# START OF PROVIDED ENTRIES

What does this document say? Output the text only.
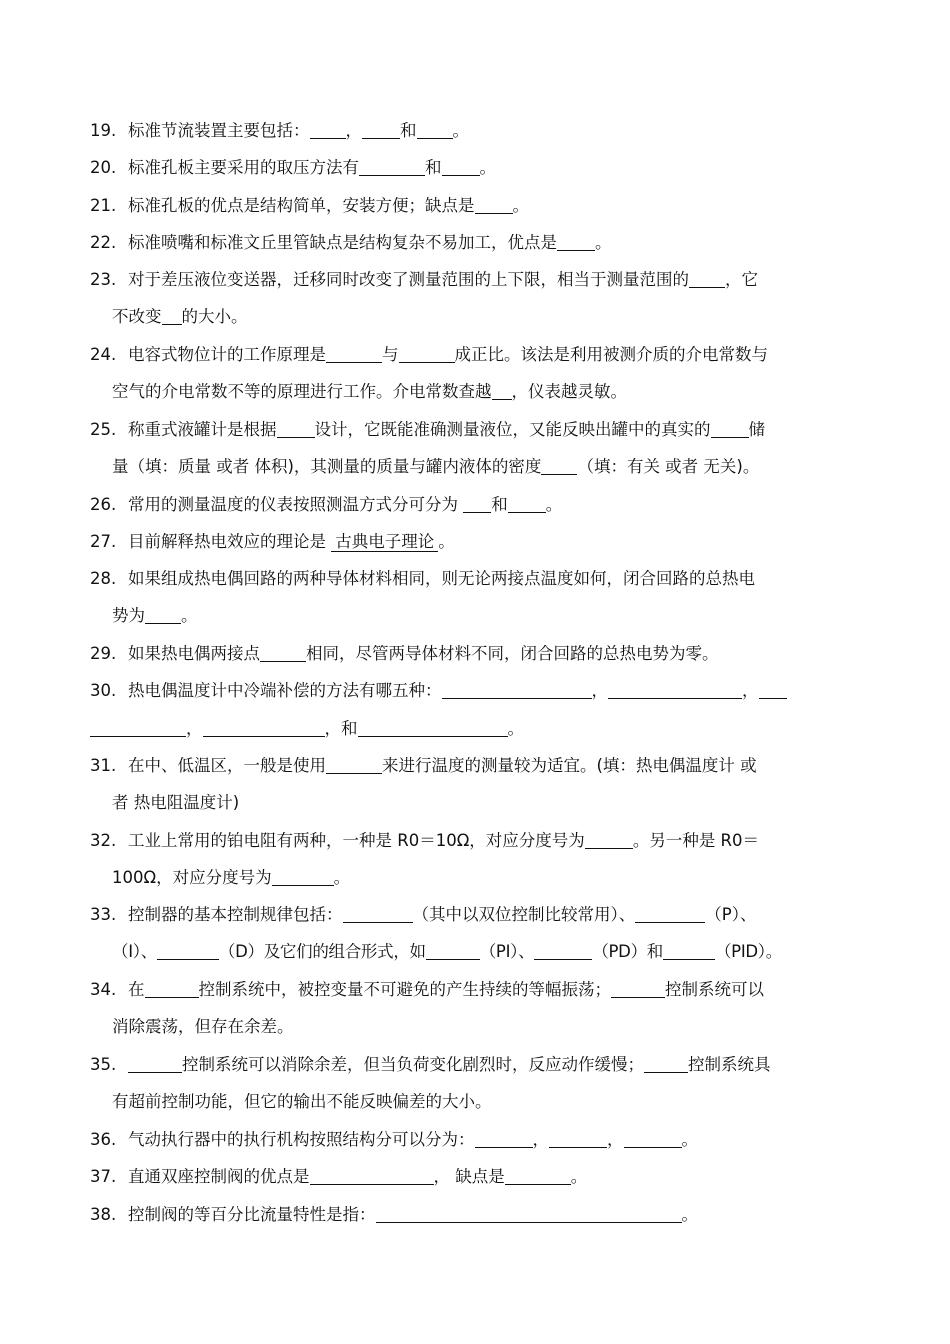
19. 标准节流装置主要包括： ， 和 。
20. 标准孔板主要采用的取压方法有	和 。
21. 标准孔板的优点是结构简单，安装方便；缺点是 。
22. 标准喷嘴和标准文丘里管缺点是结构复杂不易加工，优点是 。
23. 对于差压液位变送器，迁移同时改变了测量范围的上下限，相当于测量范围的 ，它
不改变 的大小。
24. 电容式物位计的工作原理是	与	成正比。该法是利用被测介质的介电常数与
空气的介电常数不等的原理进行工作。介电常数查越 ，仪表越灵敏。
25. 称重式液罐计是根据 设计，它既能准确测量液位，又能反映出罐中的真实的 储
量（填：质量 或者 体积)，其测量的质量与罐内液体的密度 （填：有关 或者 无关)。
26. 常用的测量温度的仪表按照测温方式分可分为 和 。
27. 目前解释热电效应的理论是 古典电子理论 。
28. 如果组成热电偶回路的两种导体材料相同，则无论两接点温度如何，闭合回路的总热电
势为 。
29. 如果热电偶两接点	相同，尽管两导体材料不同，闭合回路的总热电势为零。
30. 热电偶温度计中冷端补偿的方法有哪五种：	，	，
，	，和	。
31. 在中、低温区，一般是使用	来进行温度的测量较为适宜。(填：热电偶温度计 或
者 热电阻温度计)
32. 工业上常用的铂电阻有两种，一种是 R0＝10Ω，对应分度号为	。另一种是 R0＝
100Ω，对应分度号为	。
33. 控制器的基本控制规律包括：	（其中以双位控制比较常用）、	（P）、
（I）、	（D）及它们的组合形式，如	（PI）、	（PD）和	（PID）。
34. 在	控制系统中，被控变量不可避免的产生持续的等幅振荡；	控制系统可以
消除震荡，但存在余差。
35.	控制系统可以消除余差，但当负荷变化剧烈时，反应动作缓慢；	控制系统具
有超前控制功能，但它的输出不能反映偏差的大小。
36. 气动执行器中的执行机构按照结构分可以分为：	，	，	。
37. 直通双座控制阀的优点是	， 缺点是	。
38. 控制阀的等百分比流量特性是指：	。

# END OF PROVIDED ENTRIES

[BRIEF] Strip the images and reproduce the remaining records precisely.

[WORKED ANSWER]
What does this document say? Output the text only.
19. 标准节流装置主要包括： ， 和 。
20. 标准孔板主要采用的取压方法有	和 。
21. 标准孔板的优点是结构简单，安装方便；缺点是 。
22. 标准喷嘴和标准文丘里管缺点是结构复杂不易加工，优点是 。
23. 对于差压液位变送器，迁移同时改变了测量范围的上下限，相当于测量范围的 ，它
不改变 的大小。
24. 电容式物位计的工作原理是	与	成正比。该法是利用被测介质的介电常数与
空气的介电常数不等的原理进行工作。介电常数查越 ，仪表越灵敏。
25. 称重式液罐计是根据 设计，它既能准确测量液位，又能反映出罐中的真实的 储
量（填：质量 或者 体积)，其测量的质量与罐内液体的密度 （填：有关 或者 无关)。
26. 常用的测量温度的仪表按照测温方式分可分为 和 。
27. 目前解释热电效应的理论是 古典电子理论 。
28. 如果组成热电偶回路的两种导体材料相同，则无论两接点温度如何，闭合回路的总热电
势为 。
29. 如果热电偶两接点	相同，尽管两导体材料不同，闭合回路的总热电势为零。
30. 热电偶温度计中冷端补偿的方法有哪五种：	，	，
，	，和	。
31. 在中、低温区，一般是使用	来进行温度的测量较为适宜。(填：热电偶温度计 或
者 热电阻温度计)
32. 工业上常用的铂电阻有两种，一种是 R0＝10Ω，对应分度号为	。另一种是 R0＝
100Ω，对应分度号为	。
33. 控制器的基本控制规律包括：	（其中以双位控制比较常用）、	（P）、
（I）、	（D）及它们的组合形式，如	（PI）、	（PD）和	（PID）。
34. 在	控制系统中，被控变量不可避免的产生持续的等幅振荡；	控制系统可以
消除震荡，但存在余差。
35.	控制系统可以消除余差，但当负荷变化剧烈时，反应动作缓慢；	控制系统具
有超前控制功能，但它的输出不能反映偏差的大小。
36. 气动执行器中的执行机构按照结构分可以分为：	，	，	。
37. 直通双座控制阀的优点是	， 缺点是	。
38. 控制阀的等百分比流量特性是指：	。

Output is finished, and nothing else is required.